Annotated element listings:
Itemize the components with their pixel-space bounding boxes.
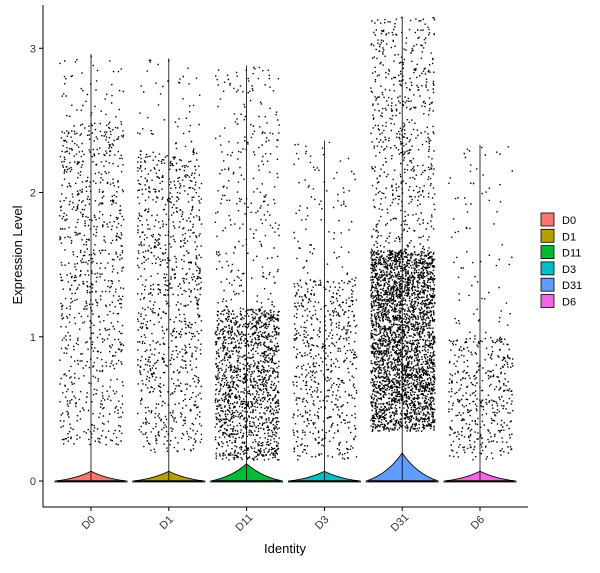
violins-layer [54, 16, 517, 483]
legend-swatch-D3 [540, 261, 555, 276]
points-layer [57, 16, 514, 482]
y-tick-label-1: 1 [30, 332, 36, 344]
x-tick-label-D1: D1 [157, 514, 175, 532]
legend-label-D1: D1 [562, 231, 576, 243]
y-tick-label-0: 0 [30, 476, 36, 488]
points-D1 [136, 59, 203, 453]
axes-layer: D0 D1 D11 D3 D31 D6 0 1 2 3 [30, 5, 528, 534]
legend-swatch-D1 [540, 228, 555, 243]
x-tick-label-D3: D3 [313, 514, 331, 532]
points-D0 [59, 55, 125, 446]
legend-label-D0: D0 [562, 215, 576, 227]
legend-label-D3: D3 [562, 264, 576, 276]
legend-swatch-D6 [540, 294, 555, 308]
legend-label-D11: D11 [562, 248, 581, 260]
legend-label-D31: D31 [562, 280, 582, 292]
legend-swatch-D11 [540, 245, 555, 260]
legend: D0 D1 D11 D3 D31 D6 [540, 212, 582, 309]
y-axis-label: Expression Level [10, 205, 25, 304]
points-D3 [292, 141, 358, 461]
legend-label-D6: D6 [562, 297, 576, 309]
legend-swatch-D31 [540, 277, 555, 292]
points-D6 [448, 146, 514, 461]
points-D31 [370, 16, 436, 432]
legend-swatch-D0 [540, 212, 555, 227]
x-tick-label-D11: D11 [233, 512, 255, 534]
y-tick-label-2: 2 [30, 188, 36, 200]
points-D11 [214, 66, 280, 461]
x-tick-label-D6: D6 [469, 514, 487, 532]
x-axis-label: Identity [264, 541, 306, 556]
y-tick-label-3: 3 [30, 43, 36, 55]
x-tick-label-D31: D31 [389, 511, 412, 534]
x-tick-label-D0: D0 [80, 514, 98, 532]
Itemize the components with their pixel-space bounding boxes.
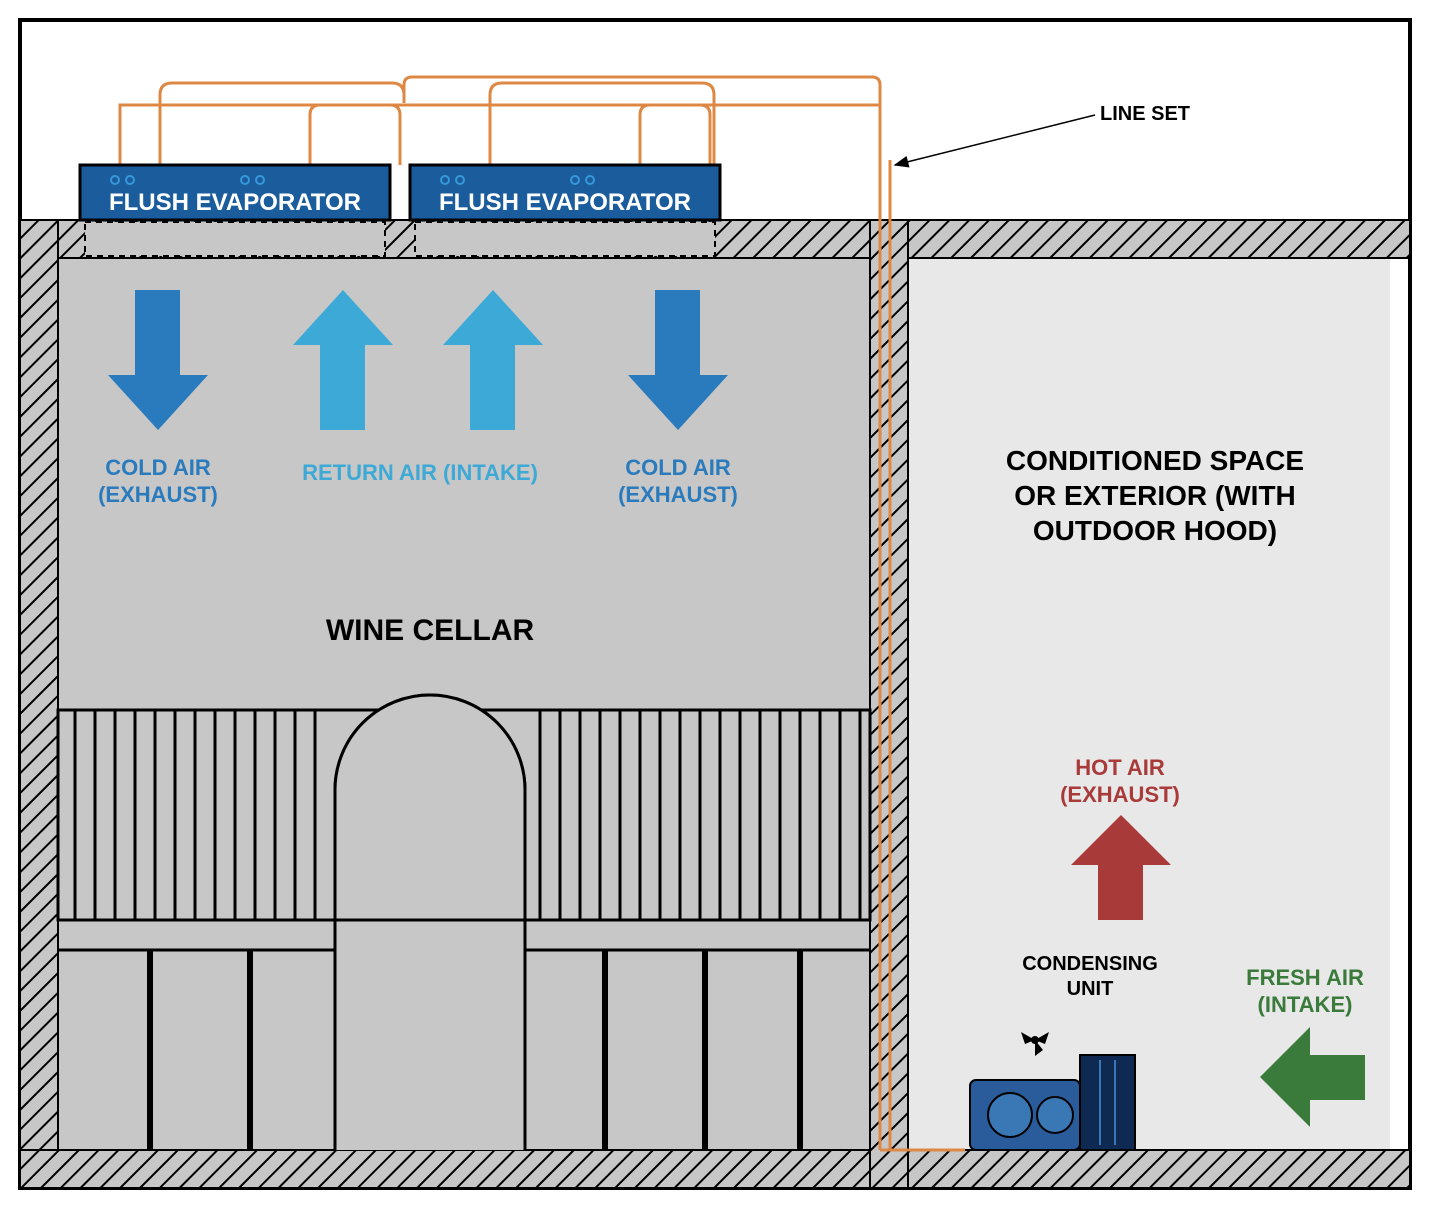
hot-air-label-2: (EXHAUST) <box>1060 782 1180 807</box>
conditioned-space-area <box>908 258 1390 1168</box>
floor-wall <box>20 1150 1410 1188</box>
conditioned-label-3: OUTDOOR HOOD) <box>1033 515 1277 546</box>
conditioned-label-1: CONDITIONED SPACE <box>1006 445 1304 476</box>
cold-air-label-1b: (EXHAUST) <box>98 482 218 507</box>
conditioned-label-2: OR EXTERIOR (WITH <box>1014 480 1296 511</box>
evaporator-2: FLUSH EVAPORATOR <box>410 165 720 220</box>
evaporator-2-label: FLUSH EVAPORATOR <box>439 189 691 216</box>
cold-air-label-1a: COLD AIR <box>105 455 211 480</box>
wine-cooling-diagram: FLUSH EVAPORATOR FLUSH EVAPORATOR LINE S… <box>0 0 1430 1208</box>
left-wall <box>20 220 58 1188</box>
evaporator-1: FLUSH EVAPORATOR <box>80 165 390 220</box>
condensing-label-1: CONDENSING <box>1022 953 1158 975</box>
cold-air-label-2b: (EXHAUST) <box>618 482 738 507</box>
fresh-air-label-1: FRESH AIR <box>1246 965 1364 990</box>
evap1-cutout <box>85 222 385 256</box>
wine-cellar-label: WINE CELLAR <box>326 614 535 647</box>
condensing-label-2: UNIT <box>1067 978 1114 1000</box>
line-set-label: LINE SET <box>1100 103 1190 125</box>
evap2-cutout <box>415 222 715 256</box>
fresh-air-label-2: (INTAKE) <box>1258 992 1353 1017</box>
ceiling-wall-right <box>908 220 1410 258</box>
return-air-label: RETURN AIR (INTAKE) <box>302 460 538 485</box>
evaporator-1-label: FLUSH EVAPORATOR <box>109 189 361 216</box>
cold-air-label-2a: COLD AIR <box>625 455 731 480</box>
hot-air-label-1: HOT AIR <box>1075 755 1165 780</box>
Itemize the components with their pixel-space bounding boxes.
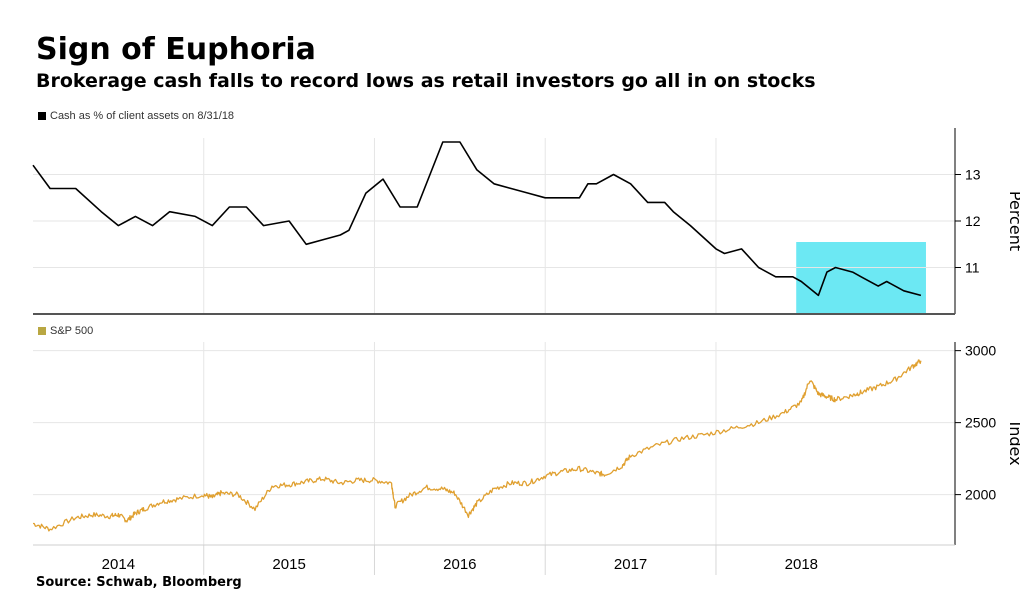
ytick-label-1-1: 2500 (965, 415, 996, 431)
axes (33, 128, 961, 546)
chart-title: Sign of Euphoria (36, 32, 316, 67)
ytick-label-0-0: 11 (965, 260, 980, 276)
legend-sp500-swatch (38, 327, 46, 335)
ytick-label-1-0: 2000 (965, 487, 996, 503)
year-label-3: 2017 (614, 556, 647, 573)
y-axis-title-1: Index (1006, 421, 1020, 465)
year-label-2: 2016 (443, 556, 476, 573)
ytick-label-1-2: 3000 (965, 343, 996, 359)
legend-cash-swatch (38, 112, 46, 120)
ytick-label-0-1: 12 (965, 213, 981, 229)
highlight-box (796, 242, 926, 314)
legend-sp500: S&P 500 (38, 325, 93, 337)
highlight-rect (796, 242, 926, 314)
legend-sp500-label: S&P 500 (50, 325, 94, 337)
series-line-0-0 (32, 141, 922, 297)
year-label-1: 2015 (272, 556, 305, 573)
y-axis-title-0: Percent (1006, 191, 1020, 251)
series-line-1-0 (33, 359, 922, 532)
series-lines (32, 141, 922, 532)
ytick-label-0-2: 13 (965, 167, 981, 183)
grid-lines (33, 138, 955, 575)
year-label-4: 2018 (785, 556, 818, 573)
chart-subtitle: Brokerage cash falls to record lows as r… (36, 70, 816, 92)
legend-cash: Cash as % of client assets on 8/31/18 (38, 110, 234, 122)
axis-labels: 11 12 13 Percent 2000 2500 3000 Index 2014 2015 20… (102, 167, 1020, 574)
year-label-0: 2014 (102, 556, 135, 573)
source-note: Source: Schwab, Bloomberg (36, 575, 242, 590)
legend-cash-label: Cash as % of client assets on 8/31/18 (50, 110, 235, 122)
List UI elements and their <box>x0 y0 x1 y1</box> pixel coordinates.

**Given task:** Could you write out all of the lines above again, changing every "pixel-space" to "image-space", leaving the rest as it is and omitting the pictures?

**Result for this exercise:**
Itemize the components with their image-space bounding boxes.
violins-layer [54, 16, 517, 483]
legend-swatch-D3 [540, 261, 555, 276]
points-layer [57, 16, 514, 482]
y-tick-label-1: 1 [30, 332, 36, 344]
x-tick-label-D1: D1 [157, 514, 175, 532]
legend-label-D1: D1 [562, 231, 576, 243]
y-tick-label-0: 0 [30, 476, 36, 488]
points-D1 [136, 59, 203, 453]
axes-layer: D0 D1 D11 D3 D31 D6 0 1 2 3 [30, 5, 528, 534]
legend-swatch-D1 [540, 228, 555, 243]
x-tick-label-D3: D3 [313, 514, 331, 532]
points-D0 [59, 55, 125, 446]
legend-label-D0: D0 [562, 215, 576, 227]
legend-label-D3: D3 [562, 264, 576, 276]
legend-swatch-D6 [540, 294, 555, 308]
legend-label-D11: D11 [562, 248, 581, 260]
legend-label-D31: D31 [562, 280, 582, 292]
legend-swatch-D11 [540, 245, 555, 260]
legend: D0 D1 D11 D3 D31 D6 [540, 212, 582, 309]
y-axis-label: Expression Level [10, 205, 25, 304]
points-D3 [292, 141, 358, 461]
legend-label-D6: D6 [562, 297, 576, 309]
legend-swatch-D31 [540, 277, 555, 292]
points-D6 [448, 146, 514, 461]
points-D31 [370, 16, 436, 432]
legend-swatch-D0 [540, 212, 555, 227]
x-tick-label-D11: D11 [233, 512, 255, 534]
y-tick-label-2: 2 [30, 188, 36, 200]
points-D11 [214, 66, 280, 461]
x-tick-label-D6: D6 [469, 514, 487, 532]
x-axis-label: Identity [264, 541, 306, 556]
y-tick-label-3: 3 [30, 43, 36, 55]
x-tick-label-D31: D31 [389, 511, 412, 534]
x-tick-label-D0: D0 [80, 514, 98, 532]
Itemize the components with their image-space bounding boxes.
hot-air-label-2: (EXHAUST) <box>1060 782 1180 807</box>
conditioned-space-area <box>908 258 1390 1168</box>
floor-wall <box>20 1150 1410 1188</box>
conditioned-label-3: OUTDOOR HOOD) <box>1033 515 1277 546</box>
conditioned-label-1: CONDITIONED SPACE <box>1006 445 1304 476</box>
cold-air-label-1b: (EXHAUST) <box>98 482 218 507</box>
conditioned-label-2: OR EXTERIOR (WITH <box>1014 480 1296 511</box>
evaporator-2: FLUSH EVAPORATOR <box>410 165 720 220</box>
evaporator-2-label: FLUSH EVAPORATOR <box>439 189 691 216</box>
cold-air-label-1a: COLD AIR <box>105 455 211 480</box>
wine-cooling-diagram: FLUSH EVAPORATOR FLUSH EVAPORATOR LINE S… <box>0 0 1430 1208</box>
left-wall <box>20 220 58 1188</box>
evaporator-1: FLUSH EVAPORATOR <box>80 165 390 220</box>
condensing-label-1: CONDENSING <box>1022 953 1158 975</box>
cold-air-label-2b: (EXHAUST) <box>618 482 738 507</box>
fresh-air-label-1: FRESH AIR <box>1246 965 1364 990</box>
evap1-cutout <box>85 222 385 256</box>
wine-cellar-label: WINE CELLAR <box>326 614 535 647</box>
condensing-label-2: UNIT <box>1067 978 1114 1000</box>
line-set-label: LINE SET <box>1100 103 1190 125</box>
evap2-cutout <box>415 222 715 256</box>
fresh-air-label-2: (INTAKE) <box>1258 992 1353 1017</box>
ceiling-wall-right <box>908 220 1410 258</box>
return-air-label: RETURN AIR (INTAKE) <box>302 460 538 485</box>
evaporator-1-label: FLUSH EVAPORATOR <box>109 189 361 216</box>
cold-air-label-2a: COLD AIR <box>625 455 731 480</box>
hot-air-label-1: HOT AIR <box>1075 755 1165 780</box>
Itemize the components with their image-space bounding boxes.
ytick-label-1-1: 2500 (965, 415, 996, 431)
axes (33, 128, 961, 546)
chart-title: Sign of Euphoria (36, 32, 316, 67)
ytick-label-0-0: 11 (965, 260, 980, 276)
legend-sp500-swatch (38, 327, 46, 335)
ytick-label-1-0: 2000 (965, 487, 996, 503)
year-label-3: 2017 (614, 556, 647, 573)
y-axis-title-1: Index (1006, 421, 1020, 465)
year-label-2: 2016 (443, 556, 476, 573)
ytick-label-1-2: 3000 (965, 343, 996, 359)
legend-cash-swatch (38, 112, 46, 120)
ytick-label-0-1: 12 (965, 213, 981, 229)
highlight-box (796, 242, 926, 314)
legend-sp500: S&P 500 (38, 325, 93, 337)
highlight-rect (796, 242, 926, 314)
legend-sp500-label: S&P 500 (50, 325, 94, 337)
series-line-0-0 (32, 141, 922, 297)
year-label-1: 2015 (272, 556, 305, 573)
y-axis-title-0: Percent (1006, 191, 1020, 251)
series-line-1-0 (33, 359, 922, 532)
series-lines (32, 141, 922, 532)
ytick-label-0-2: 13 (965, 167, 981, 183)
grid-lines (33, 138, 955, 575)
year-label-4: 2018 (785, 556, 818, 573)
chart-subtitle: Brokerage cash falls to record lows as r… (36, 70, 816, 92)
legend-cash: Cash as % of client assets on 8/31/18 (38, 110, 234, 122)
axis-labels: 11 12 13 Percent 2000 2500 3000 Index 2014 2015 20… (102, 167, 1020, 574)
year-label-0: 2014 (102, 556, 135, 573)
source-note: Source: Schwab, Bloomberg (36, 575, 242, 590)
legend-cash-label: Cash as % of client assets on 8/31/18 (50, 110, 235, 122)
List UI elements and their <box>x0 y0 x1 y1</box> pixel coordinates.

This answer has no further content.